=== PROBLEM DESCRIPTION ===
Of all the lines in the data below, how many contain "JSON"? Report that number alone.

[Dataset items]

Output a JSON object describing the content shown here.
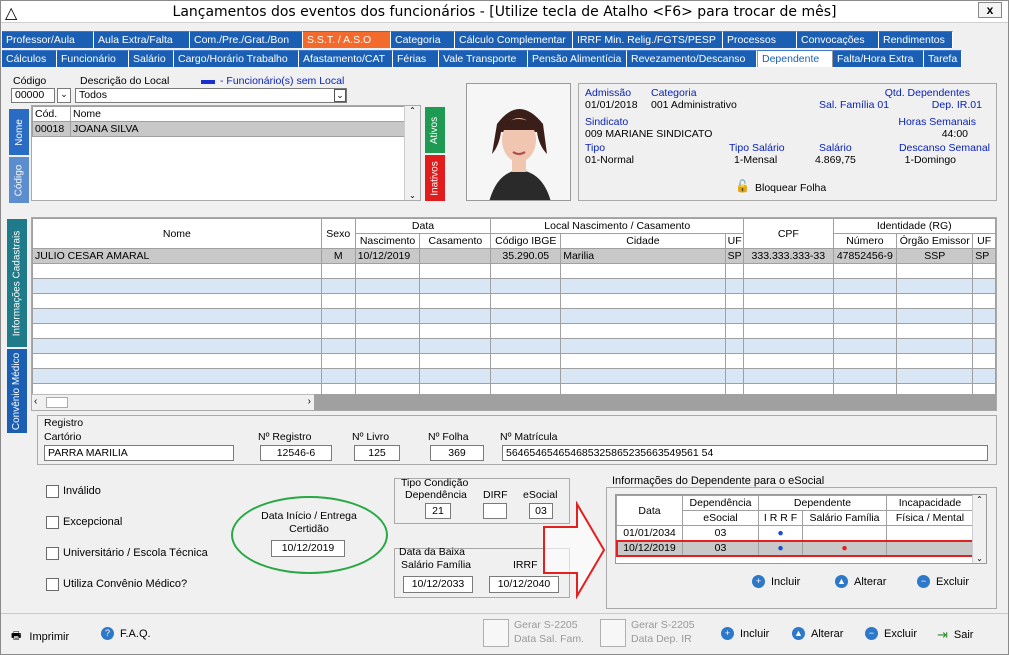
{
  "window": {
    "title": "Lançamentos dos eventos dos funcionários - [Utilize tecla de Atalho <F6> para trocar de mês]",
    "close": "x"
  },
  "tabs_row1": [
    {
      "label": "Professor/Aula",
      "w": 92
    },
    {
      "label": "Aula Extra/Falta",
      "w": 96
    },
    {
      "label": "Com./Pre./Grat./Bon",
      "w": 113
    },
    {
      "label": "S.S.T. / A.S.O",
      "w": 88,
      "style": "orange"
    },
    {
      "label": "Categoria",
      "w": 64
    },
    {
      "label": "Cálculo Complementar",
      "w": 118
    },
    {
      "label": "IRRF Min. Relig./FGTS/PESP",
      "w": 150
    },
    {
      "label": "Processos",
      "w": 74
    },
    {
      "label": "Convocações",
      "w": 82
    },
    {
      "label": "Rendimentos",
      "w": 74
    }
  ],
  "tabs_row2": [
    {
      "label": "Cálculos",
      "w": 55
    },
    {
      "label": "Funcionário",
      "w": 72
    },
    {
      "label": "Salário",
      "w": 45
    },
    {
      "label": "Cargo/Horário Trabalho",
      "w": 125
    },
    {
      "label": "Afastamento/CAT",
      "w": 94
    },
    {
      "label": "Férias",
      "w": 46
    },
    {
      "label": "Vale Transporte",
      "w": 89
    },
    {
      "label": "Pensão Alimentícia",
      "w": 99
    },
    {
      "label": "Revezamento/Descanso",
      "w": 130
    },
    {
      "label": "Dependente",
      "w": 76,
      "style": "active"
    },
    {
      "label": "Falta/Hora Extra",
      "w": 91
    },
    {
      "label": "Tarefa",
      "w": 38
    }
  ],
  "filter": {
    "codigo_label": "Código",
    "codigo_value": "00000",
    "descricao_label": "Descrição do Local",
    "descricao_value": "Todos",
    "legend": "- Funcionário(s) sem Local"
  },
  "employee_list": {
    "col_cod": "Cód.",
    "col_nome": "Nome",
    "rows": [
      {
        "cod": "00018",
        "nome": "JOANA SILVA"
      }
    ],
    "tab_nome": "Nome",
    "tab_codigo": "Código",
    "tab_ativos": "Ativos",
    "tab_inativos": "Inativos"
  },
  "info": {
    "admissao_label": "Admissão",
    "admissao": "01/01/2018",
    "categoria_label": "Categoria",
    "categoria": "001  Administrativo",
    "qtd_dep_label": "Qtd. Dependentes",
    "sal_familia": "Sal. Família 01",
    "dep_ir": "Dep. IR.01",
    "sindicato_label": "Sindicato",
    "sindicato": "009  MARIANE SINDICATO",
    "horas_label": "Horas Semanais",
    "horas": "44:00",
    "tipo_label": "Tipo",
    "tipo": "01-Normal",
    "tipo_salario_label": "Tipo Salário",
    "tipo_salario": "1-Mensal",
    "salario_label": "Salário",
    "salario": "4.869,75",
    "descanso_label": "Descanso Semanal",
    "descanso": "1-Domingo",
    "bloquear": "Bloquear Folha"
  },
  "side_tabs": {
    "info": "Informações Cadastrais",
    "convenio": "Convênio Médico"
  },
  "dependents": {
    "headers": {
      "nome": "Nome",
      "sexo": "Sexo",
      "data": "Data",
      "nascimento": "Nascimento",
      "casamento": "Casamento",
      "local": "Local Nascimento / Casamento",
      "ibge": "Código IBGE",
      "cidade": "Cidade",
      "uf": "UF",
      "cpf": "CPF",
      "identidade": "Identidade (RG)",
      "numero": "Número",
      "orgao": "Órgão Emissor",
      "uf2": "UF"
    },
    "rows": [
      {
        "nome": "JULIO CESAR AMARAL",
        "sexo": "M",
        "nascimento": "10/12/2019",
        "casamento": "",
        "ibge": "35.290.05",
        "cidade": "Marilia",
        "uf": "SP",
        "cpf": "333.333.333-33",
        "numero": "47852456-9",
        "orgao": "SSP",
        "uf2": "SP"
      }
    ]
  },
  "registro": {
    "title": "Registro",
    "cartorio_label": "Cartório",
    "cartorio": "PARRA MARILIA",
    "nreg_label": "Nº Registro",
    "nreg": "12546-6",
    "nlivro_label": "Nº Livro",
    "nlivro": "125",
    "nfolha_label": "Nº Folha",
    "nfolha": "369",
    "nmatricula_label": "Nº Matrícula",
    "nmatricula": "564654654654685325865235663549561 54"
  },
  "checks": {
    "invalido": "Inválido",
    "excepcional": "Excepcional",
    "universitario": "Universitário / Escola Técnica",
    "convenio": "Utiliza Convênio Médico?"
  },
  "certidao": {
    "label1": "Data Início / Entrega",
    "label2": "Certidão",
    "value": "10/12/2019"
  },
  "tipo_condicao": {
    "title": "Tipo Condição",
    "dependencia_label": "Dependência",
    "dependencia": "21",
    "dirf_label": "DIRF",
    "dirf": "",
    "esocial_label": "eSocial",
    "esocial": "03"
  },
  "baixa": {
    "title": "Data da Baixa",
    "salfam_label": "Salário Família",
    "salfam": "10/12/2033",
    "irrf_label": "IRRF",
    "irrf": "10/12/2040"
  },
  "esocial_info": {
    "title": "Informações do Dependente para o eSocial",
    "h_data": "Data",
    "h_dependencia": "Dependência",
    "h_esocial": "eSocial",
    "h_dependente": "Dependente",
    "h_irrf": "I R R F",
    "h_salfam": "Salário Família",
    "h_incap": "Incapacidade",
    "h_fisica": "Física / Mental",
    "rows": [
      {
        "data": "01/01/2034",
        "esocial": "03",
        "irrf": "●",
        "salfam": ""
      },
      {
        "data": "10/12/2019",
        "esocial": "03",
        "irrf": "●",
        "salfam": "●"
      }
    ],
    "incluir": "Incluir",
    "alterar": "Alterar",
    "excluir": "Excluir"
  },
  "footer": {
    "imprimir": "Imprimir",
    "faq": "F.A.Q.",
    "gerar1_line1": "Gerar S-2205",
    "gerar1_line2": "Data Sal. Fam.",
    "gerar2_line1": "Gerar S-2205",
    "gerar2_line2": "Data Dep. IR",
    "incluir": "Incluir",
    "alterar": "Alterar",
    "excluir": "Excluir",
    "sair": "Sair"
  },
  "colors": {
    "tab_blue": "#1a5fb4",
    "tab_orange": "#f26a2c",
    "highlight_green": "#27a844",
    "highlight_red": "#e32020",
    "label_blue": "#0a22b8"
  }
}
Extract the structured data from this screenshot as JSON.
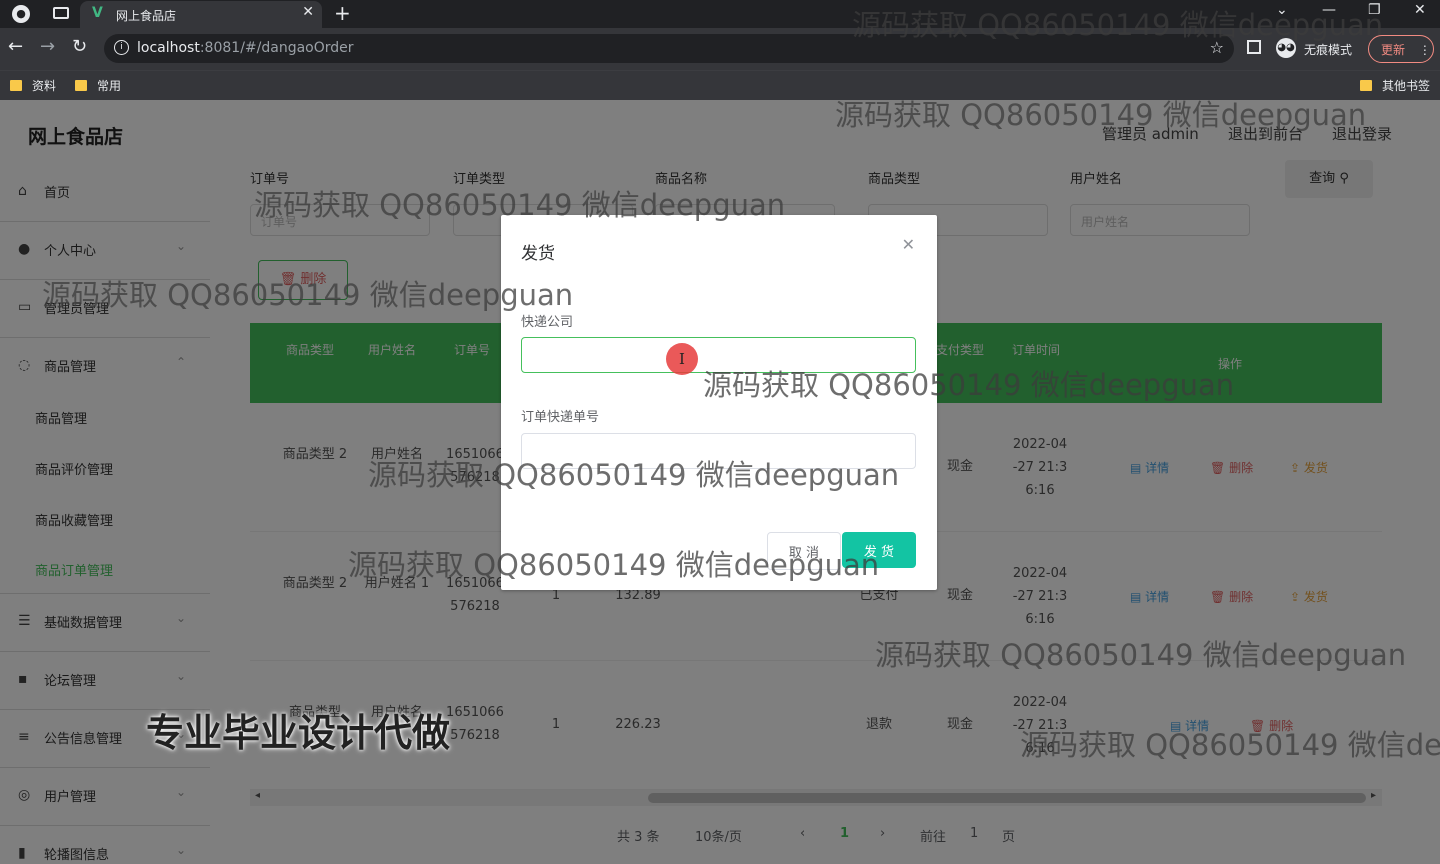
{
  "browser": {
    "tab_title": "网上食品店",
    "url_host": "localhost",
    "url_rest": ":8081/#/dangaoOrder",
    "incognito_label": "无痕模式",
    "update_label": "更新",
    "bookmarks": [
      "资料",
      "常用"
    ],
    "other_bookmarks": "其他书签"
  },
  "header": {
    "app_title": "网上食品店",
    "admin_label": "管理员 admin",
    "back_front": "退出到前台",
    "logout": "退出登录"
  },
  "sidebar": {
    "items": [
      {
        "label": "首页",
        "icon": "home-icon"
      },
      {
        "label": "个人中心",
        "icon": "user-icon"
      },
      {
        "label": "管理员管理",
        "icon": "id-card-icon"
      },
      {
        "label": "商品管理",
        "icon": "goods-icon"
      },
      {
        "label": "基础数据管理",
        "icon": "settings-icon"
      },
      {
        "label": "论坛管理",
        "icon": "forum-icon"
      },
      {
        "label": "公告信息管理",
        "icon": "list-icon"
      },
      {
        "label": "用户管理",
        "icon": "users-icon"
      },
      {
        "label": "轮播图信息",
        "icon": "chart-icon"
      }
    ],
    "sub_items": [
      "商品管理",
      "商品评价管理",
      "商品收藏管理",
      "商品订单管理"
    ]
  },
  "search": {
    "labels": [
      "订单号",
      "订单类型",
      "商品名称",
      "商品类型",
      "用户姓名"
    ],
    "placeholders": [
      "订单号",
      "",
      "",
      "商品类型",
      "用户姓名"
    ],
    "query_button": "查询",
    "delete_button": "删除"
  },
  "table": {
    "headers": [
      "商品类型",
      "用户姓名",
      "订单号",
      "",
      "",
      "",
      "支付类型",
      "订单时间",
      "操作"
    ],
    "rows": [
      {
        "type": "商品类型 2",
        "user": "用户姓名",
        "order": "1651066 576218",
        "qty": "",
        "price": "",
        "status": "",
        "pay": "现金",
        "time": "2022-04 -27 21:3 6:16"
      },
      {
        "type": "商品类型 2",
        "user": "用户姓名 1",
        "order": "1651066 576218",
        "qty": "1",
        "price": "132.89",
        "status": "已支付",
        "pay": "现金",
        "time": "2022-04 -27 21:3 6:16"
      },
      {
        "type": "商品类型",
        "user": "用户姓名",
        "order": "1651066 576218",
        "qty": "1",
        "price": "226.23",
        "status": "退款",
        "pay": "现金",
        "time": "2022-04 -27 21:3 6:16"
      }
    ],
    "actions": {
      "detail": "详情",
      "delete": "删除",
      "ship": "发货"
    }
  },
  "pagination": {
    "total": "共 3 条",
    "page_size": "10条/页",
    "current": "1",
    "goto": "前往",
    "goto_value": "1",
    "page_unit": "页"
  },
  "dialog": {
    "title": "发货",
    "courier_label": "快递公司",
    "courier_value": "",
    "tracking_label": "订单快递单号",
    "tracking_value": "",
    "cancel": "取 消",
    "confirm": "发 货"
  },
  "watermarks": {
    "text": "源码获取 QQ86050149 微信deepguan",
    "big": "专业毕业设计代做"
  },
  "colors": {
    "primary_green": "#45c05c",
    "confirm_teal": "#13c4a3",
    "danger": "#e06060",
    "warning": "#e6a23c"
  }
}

=== RESPONSE ===
2